=== Material for the task ===
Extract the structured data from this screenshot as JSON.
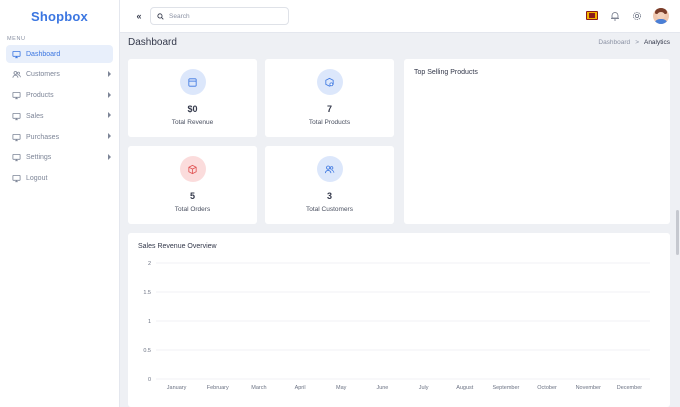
{
  "app": {
    "brand": "Shopbox"
  },
  "sidebar": {
    "menu_title": "MENU",
    "items": [
      {
        "label": "Dashboard",
        "icon": "monitor-icon",
        "active": true,
        "has_submenu": false
      },
      {
        "label": "Customers",
        "icon": "users-icon",
        "active": false,
        "has_submenu": true
      },
      {
        "label": "Products",
        "icon": "monitor-icon",
        "active": false,
        "has_submenu": true
      },
      {
        "label": "Sales",
        "icon": "monitor-icon",
        "active": false,
        "has_submenu": true
      },
      {
        "label": "Purchases",
        "icon": "monitor-icon",
        "active": false,
        "has_submenu": true
      },
      {
        "label": "Settings",
        "icon": "monitor-icon",
        "active": false,
        "has_submenu": true
      },
      {
        "label": "Logout",
        "icon": "monitor-icon",
        "active": false,
        "has_submenu": false
      }
    ]
  },
  "topbar": {
    "collapse_label": "«",
    "search_placeholder": "Search"
  },
  "page": {
    "title": "Dashboard",
    "breadcrumb": [
      "Dashboard",
      "Analytics"
    ]
  },
  "stats": [
    {
      "value": "$0",
      "label": "Total Revenue",
      "icon": "calendar-icon",
      "tint": "#dce7fb",
      "stroke": "#3b76e1"
    },
    {
      "value": "7",
      "label": "Total Products",
      "icon": "box-search-icon",
      "tint": "#dce7fb",
      "stroke": "#3b76e1"
    },
    {
      "value": "5",
      "label": "Total Orders",
      "icon": "cube-icon",
      "tint": "#fbdcdc",
      "stroke": "#e05555"
    },
    {
      "value": "3",
      "label": "Total Customers",
      "icon": "users-icon",
      "tint": "#dce7fb",
      "stroke": "#3b76e1"
    }
  ],
  "top_selling": {
    "title": "Top Selling Products"
  },
  "colors": {
    "accent": "#3b76e1",
    "danger": "#e05555"
  },
  "chart_data": {
    "type": "line",
    "title": "Sales Revenue Overview",
    "categories": [
      "January",
      "February",
      "March",
      "April",
      "May",
      "June",
      "July",
      "August",
      "September",
      "October",
      "November",
      "December"
    ],
    "series": [],
    "ylim": [
      0,
      2
    ],
    "yticks": [
      "2",
      "1.5",
      "1",
      "0.5",
      "0"
    ],
    "grid": true
  }
}
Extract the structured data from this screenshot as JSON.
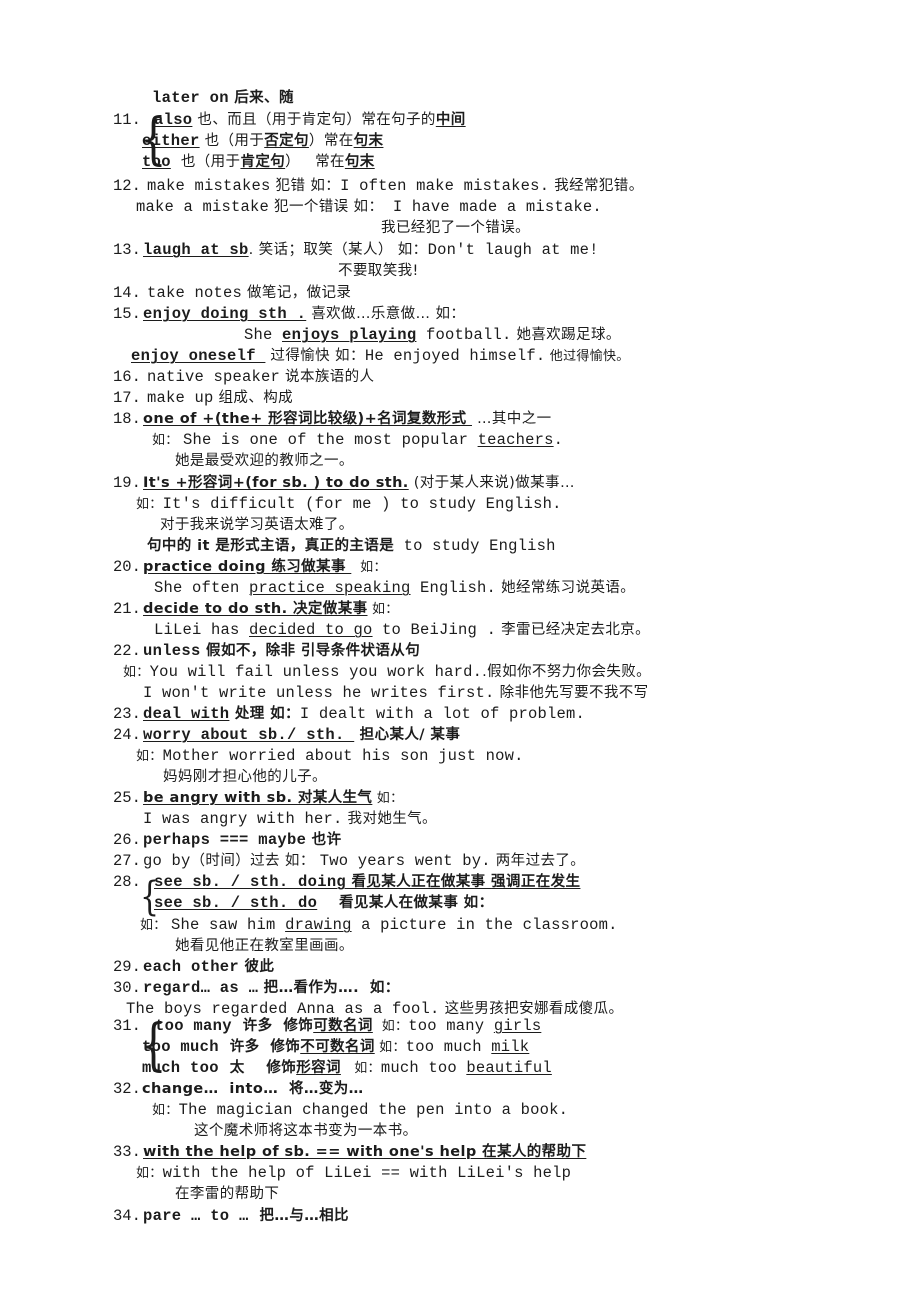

=== What the task requires ===
The records above must be transcribed exactly. Pictures are left out of the copy.

=== Correct output ===
Extract the structured data from this screenshot as JSON.
{
  "app": {
    "brand": "Shopbox"
  },
  "sidebar": {
    "menu_title": "MENU",
    "items": [
      {
        "label": "Dashboard",
        "icon": "monitor-icon",
        "active": true,
        "has_submenu": false
      },
      {
        "label": "Customers",
        "icon": "users-icon",
        "active": false,
        "has_submenu": true
      },
      {
        "label": "Products",
        "icon": "monitor-icon",
        "active": false,
        "has_submenu": true
      },
      {
        "label": "Sales",
        "icon": "monitor-icon",
        "active": false,
        "has_submenu": true
      },
      {
        "label": "Purchases",
        "icon": "monitor-icon",
        "active": false,
        "has_submenu": true
      },
      {
        "label": "Settings",
        "icon": "monitor-icon",
        "active": false,
        "has_submenu": true
      },
      {
        "label": "Logout",
        "icon": "monitor-icon",
        "active": false,
        "has_submenu": false
      }
    ]
  },
  "topbar": {
    "collapse_label": "«",
    "search_placeholder": "Search"
  },
  "page": {
    "title": "Dashboard",
    "breadcrumb": [
      "Dashboard",
      "Analytics"
    ]
  },
  "stats": [
    {
      "value": "$0",
      "label": "Total Revenue",
      "icon": "calendar-icon",
      "tint": "#dce7fb",
      "stroke": "#3b76e1"
    },
    {
      "value": "7",
      "label": "Total Products",
      "icon": "box-search-icon",
      "tint": "#dce7fb",
      "stroke": "#3b76e1"
    },
    {
      "value": "5",
      "label": "Total Orders",
      "icon": "cube-icon",
      "tint": "#fbdcdc",
      "stroke": "#e05555"
    },
    {
      "value": "3",
      "label": "Total Customers",
      "icon": "users-icon",
      "tint": "#dce7fb",
      "stroke": "#3b76e1"
    }
  ],
  "top_selling": {
    "title": "Top Selling Products"
  },
  "colors": {
    "accent": "#3b76e1",
    "danger": "#e05555"
  },
  "chart_data": {
    "type": "line",
    "title": "Sales Revenue Overview",
    "categories": [
      "January",
      "February",
      "March",
      "April",
      "May",
      "June",
      "July",
      "August",
      "September",
      "October",
      "November",
      "December"
    ],
    "series": [],
    "ylim": [
      0,
      2
    ],
    "yticks": [
      "2",
      "1.5",
      "1",
      "0.5",
      "0"
    ],
    "grid": true
  }
}
Extract the structured data from this screenshot as JSON.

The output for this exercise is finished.